** START **

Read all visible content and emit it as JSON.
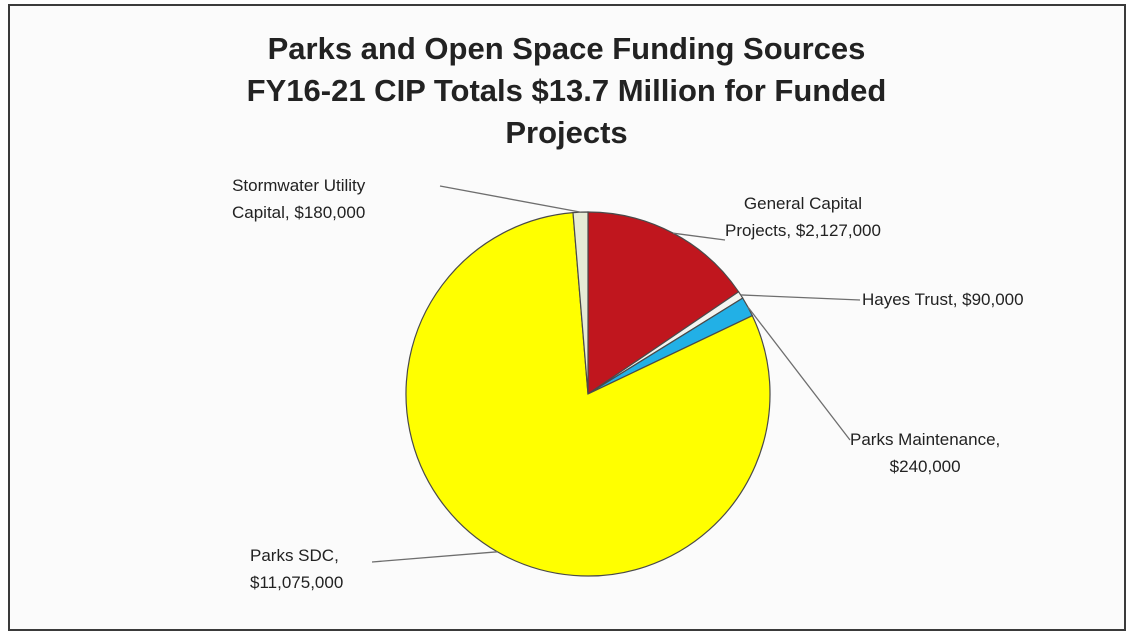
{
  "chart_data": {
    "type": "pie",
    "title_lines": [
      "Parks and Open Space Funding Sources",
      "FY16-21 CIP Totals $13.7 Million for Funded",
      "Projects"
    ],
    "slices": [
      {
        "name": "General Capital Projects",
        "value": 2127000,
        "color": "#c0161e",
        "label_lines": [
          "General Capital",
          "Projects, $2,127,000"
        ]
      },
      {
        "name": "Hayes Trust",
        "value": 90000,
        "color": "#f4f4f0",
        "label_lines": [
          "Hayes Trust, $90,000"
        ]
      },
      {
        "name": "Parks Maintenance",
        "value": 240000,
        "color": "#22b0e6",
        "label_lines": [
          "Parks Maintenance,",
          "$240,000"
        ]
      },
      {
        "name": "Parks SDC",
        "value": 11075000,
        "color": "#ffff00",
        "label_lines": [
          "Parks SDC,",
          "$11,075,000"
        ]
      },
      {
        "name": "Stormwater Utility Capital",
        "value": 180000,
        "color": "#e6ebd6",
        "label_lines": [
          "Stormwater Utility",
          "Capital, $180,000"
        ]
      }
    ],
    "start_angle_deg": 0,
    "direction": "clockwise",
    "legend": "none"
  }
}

** END **

> _WHAT THE TASK ASKS_
Extract all the entries word for word; omit any pictures.

> _ANSWER TO THE EXERCISE_
Read all visible content and emit it as JSON.
{
  "chart_data": {
    "type": "pie",
    "title_lines": [
      "Parks and Open Space Funding Sources",
      "FY16-21 CIP Totals $13.7 Million for Funded",
      "Projects"
    ],
    "slices": [
      {
        "name": "General Capital Projects",
        "value": 2127000,
        "color": "#c0161e",
        "label_lines": [
          "General Capital",
          "Projects, $2,127,000"
        ]
      },
      {
        "name": "Hayes Trust",
        "value": 90000,
        "color": "#f4f4f0",
        "label_lines": [
          "Hayes Trust, $90,000"
        ]
      },
      {
        "name": "Parks Maintenance",
        "value": 240000,
        "color": "#22b0e6",
        "label_lines": [
          "Parks Maintenance,",
          "$240,000"
        ]
      },
      {
        "name": "Parks SDC",
        "value": 11075000,
        "color": "#ffff00",
        "label_lines": [
          "Parks SDC,",
          "$11,075,000"
        ]
      },
      {
        "name": "Stormwater Utility Capital",
        "value": 180000,
        "color": "#e6ebd6",
        "label_lines": [
          "Stormwater Utility",
          "Capital, $180,000"
        ]
      }
    ],
    "start_angle_deg": 0,
    "direction": "clockwise",
    "legend": "none"
  }
}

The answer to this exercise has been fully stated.